Your instructions:
Rewrite each listing below, replacing every occurrence of "legend-label" with "legend-text" and keeping everything else unchanged.

[Element and region listings]
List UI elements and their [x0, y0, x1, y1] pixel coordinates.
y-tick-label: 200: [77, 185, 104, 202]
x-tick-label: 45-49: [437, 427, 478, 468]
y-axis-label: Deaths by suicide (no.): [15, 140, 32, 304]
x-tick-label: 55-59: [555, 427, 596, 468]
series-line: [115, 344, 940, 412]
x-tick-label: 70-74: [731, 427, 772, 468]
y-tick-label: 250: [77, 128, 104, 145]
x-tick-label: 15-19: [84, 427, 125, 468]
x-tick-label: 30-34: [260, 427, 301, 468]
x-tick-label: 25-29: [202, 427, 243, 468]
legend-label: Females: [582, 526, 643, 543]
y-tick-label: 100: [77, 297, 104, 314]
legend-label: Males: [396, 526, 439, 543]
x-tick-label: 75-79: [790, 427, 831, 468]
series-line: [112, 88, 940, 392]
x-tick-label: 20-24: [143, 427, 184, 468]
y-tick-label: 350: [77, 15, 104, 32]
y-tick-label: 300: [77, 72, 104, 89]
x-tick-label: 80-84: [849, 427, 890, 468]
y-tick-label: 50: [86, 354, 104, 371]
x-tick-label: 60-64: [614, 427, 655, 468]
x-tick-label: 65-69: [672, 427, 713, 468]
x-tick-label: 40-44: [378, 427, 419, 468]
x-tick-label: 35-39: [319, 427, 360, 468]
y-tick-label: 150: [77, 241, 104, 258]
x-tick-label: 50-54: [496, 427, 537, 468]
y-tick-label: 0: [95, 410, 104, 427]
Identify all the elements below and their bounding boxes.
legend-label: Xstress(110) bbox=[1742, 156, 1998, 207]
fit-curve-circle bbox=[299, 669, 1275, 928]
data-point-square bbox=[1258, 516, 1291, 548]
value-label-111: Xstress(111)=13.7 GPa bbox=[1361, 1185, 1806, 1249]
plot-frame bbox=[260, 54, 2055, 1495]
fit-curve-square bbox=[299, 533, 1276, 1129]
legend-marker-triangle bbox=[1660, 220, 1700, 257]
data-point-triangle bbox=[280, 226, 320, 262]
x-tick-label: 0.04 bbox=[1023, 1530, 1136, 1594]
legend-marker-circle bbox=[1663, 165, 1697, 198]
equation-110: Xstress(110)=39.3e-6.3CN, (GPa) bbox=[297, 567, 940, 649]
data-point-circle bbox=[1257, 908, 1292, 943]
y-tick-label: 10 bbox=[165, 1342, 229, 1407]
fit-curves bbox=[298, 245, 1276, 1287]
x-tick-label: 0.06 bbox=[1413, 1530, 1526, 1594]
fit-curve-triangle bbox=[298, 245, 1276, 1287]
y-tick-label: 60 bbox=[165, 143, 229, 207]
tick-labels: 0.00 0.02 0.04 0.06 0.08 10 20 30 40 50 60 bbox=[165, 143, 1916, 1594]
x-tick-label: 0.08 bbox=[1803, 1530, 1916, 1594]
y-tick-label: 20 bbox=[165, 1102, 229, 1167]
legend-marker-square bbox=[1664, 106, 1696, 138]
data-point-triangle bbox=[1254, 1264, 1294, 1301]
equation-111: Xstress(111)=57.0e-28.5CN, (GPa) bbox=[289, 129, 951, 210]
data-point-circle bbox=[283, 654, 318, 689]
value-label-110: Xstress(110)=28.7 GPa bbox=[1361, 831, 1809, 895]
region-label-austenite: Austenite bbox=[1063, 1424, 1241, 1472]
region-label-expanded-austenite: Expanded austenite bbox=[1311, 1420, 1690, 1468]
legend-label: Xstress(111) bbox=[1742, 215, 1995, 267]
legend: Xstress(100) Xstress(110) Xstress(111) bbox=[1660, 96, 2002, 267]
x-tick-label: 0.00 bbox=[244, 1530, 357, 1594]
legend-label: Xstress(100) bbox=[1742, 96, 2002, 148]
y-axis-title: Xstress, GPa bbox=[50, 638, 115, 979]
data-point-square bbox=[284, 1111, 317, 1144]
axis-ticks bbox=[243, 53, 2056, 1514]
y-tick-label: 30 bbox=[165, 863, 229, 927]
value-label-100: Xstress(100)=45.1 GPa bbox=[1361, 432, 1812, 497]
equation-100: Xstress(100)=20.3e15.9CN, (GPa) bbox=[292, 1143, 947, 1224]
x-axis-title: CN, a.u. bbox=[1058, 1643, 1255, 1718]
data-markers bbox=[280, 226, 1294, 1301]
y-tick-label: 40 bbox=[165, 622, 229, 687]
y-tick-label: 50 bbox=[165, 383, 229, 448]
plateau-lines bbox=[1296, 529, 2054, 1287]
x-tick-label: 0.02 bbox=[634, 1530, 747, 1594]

Result of the exercise:
List UI elements and their [x0, y0, x1, y1] pixel coordinates.
y-tick-label: 200: [77, 185, 104, 202]
x-tick-label: 45-49: [437, 427, 478, 468]
y-axis-label: Deaths by suicide (no.): [15, 140, 32, 304]
x-tick-label: 55-59: [555, 427, 596, 468]
series-line: [115, 344, 940, 412]
x-tick-label: 70-74: [731, 427, 772, 468]
y-tick-label: 250: [77, 128, 104, 145]
x-tick-label: 15-19: [84, 427, 125, 468]
x-tick-label: 30-34: [260, 427, 301, 468]
x-tick-label: 25-29: [202, 427, 243, 468]
legend-text: Females: [582, 526, 643, 543]
y-tick-label: 100: [77, 297, 104, 314]
legend-text: Males: [396, 526, 439, 543]
x-tick-label: 75-79: [790, 427, 831, 468]
series-line: [112, 88, 940, 392]
x-tick-label: 20-24: [143, 427, 184, 468]
y-tick-label: 350: [77, 15, 104, 32]
y-tick-label: 300: [77, 72, 104, 89]
x-tick-label: 80-84: [849, 427, 890, 468]
y-tick-label: 50: [86, 354, 104, 371]
x-tick-label: 60-64: [614, 427, 655, 468]
x-tick-label: 65-69: [672, 427, 713, 468]
x-tick-label: 40-44: [378, 427, 419, 468]
x-tick-label: 35-39: [319, 427, 360, 468]
y-tick-label: 150: [77, 241, 104, 258]
x-tick-label: 50-54: [496, 427, 537, 468]
y-tick-label: 0: [95, 410, 104, 427]
Identify all the elements below and their bounding boxes.
legend-text: Xstress(110) bbox=[1742, 156, 1998, 207]
fit-curve-circle bbox=[299, 669, 1275, 928]
data-point-square bbox=[1258, 516, 1291, 548]
value-label-111: Xstress(111)=13.7 GPa bbox=[1361, 1185, 1806, 1249]
plot-frame bbox=[260, 54, 2055, 1495]
fit-curve-square bbox=[299, 533, 1276, 1129]
legend-marker-triangle bbox=[1660, 220, 1700, 257]
data-point-triangle bbox=[280, 226, 320, 262]
x-tick-label: 0.04 bbox=[1023, 1530, 1136, 1594]
legend-marker-circle bbox=[1663, 165, 1697, 198]
equation-110: Xstress(110)=39.3e-6.3CN, (GPa) bbox=[297, 567, 940, 649]
data-point-circle bbox=[1257, 908, 1292, 943]
y-tick-label: 10 bbox=[165, 1342, 229, 1407]
fit-curves bbox=[298, 245, 1276, 1287]
x-tick-label: 0.06 bbox=[1413, 1530, 1526, 1594]
fit-curve-triangle bbox=[298, 245, 1276, 1287]
y-tick-label: 60 bbox=[165, 143, 229, 207]
tick-labels: 0.00 0.02 0.04 0.06 0.08 10 20 30 40 50 60 bbox=[165, 143, 1916, 1594]
x-tick-label: 0.08 bbox=[1803, 1530, 1916, 1594]
y-tick-label: 20 bbox=[165, 1102, 229, 1167]
legend-marker-square bbox=[1664, 106, 1696, 138]
data-point-triangle bbox=[1254, 1264, 1294, 1301]
equation-111: Xstress(111)=57.0e-28.5CN, (GPa) bbox=[289, 129, 951, 210]
data-point-circle bbox=[283, 654, 318, 689]
value-label-110: Xstress(110)=28.7 GPa bbox=[1361, 831, 1809, 895]
region-label-austenite: Austenite bbox=[1063, 1424, 1241, 1472]
region-label-expanded-austenite: Expanded austenite bbox=[1311, 1420, 1690, 1468]
legend-text: Xstress(111) bbox=[1742, 215, 1995, 267]
legend: Xstress(100) Xstress(110) Xstress(111) bbox=[1660, 96, 2002, 267]
x-tick-label: 0.00 bbox=[244, 1530, 357, 1594]
legend-text: Xstress(100) bbox=[1742, 96, 2002, 148]
y-axis-title: Xstress, GPa bbox=[50, 638, 115, 979]
data-point-square bbox=[284, 1111, 317, 1144]
axis-ticks bbox=[243, 53, 2056, 1514]
y-tick-label: 30 bbox=[165, 863, 229, 927]
value-label-100: Xstress(100)=45.1 GPa bbox=[1361, 432, 1812, 497]
equation-100: Xstress(100)=20.3e15.9CN, (GPa) bbox=[292, 1143, 947, 1224]
x-axis-title: CN, a.u. bbox=[1058, 1643, 1255, 1718]
data-markers bbox=[280, 226, 1294, 1301]
y-tick-label: 40 bbox=[165, 622, 229, 687]
y-tick-label: 50 bbox=[165, 383, 229, 448]
plateau-lines bbox=[1296, 529, 2054, 1287]
x-tick-label: 0.02 bbox=[634, 1530, 747, 1594]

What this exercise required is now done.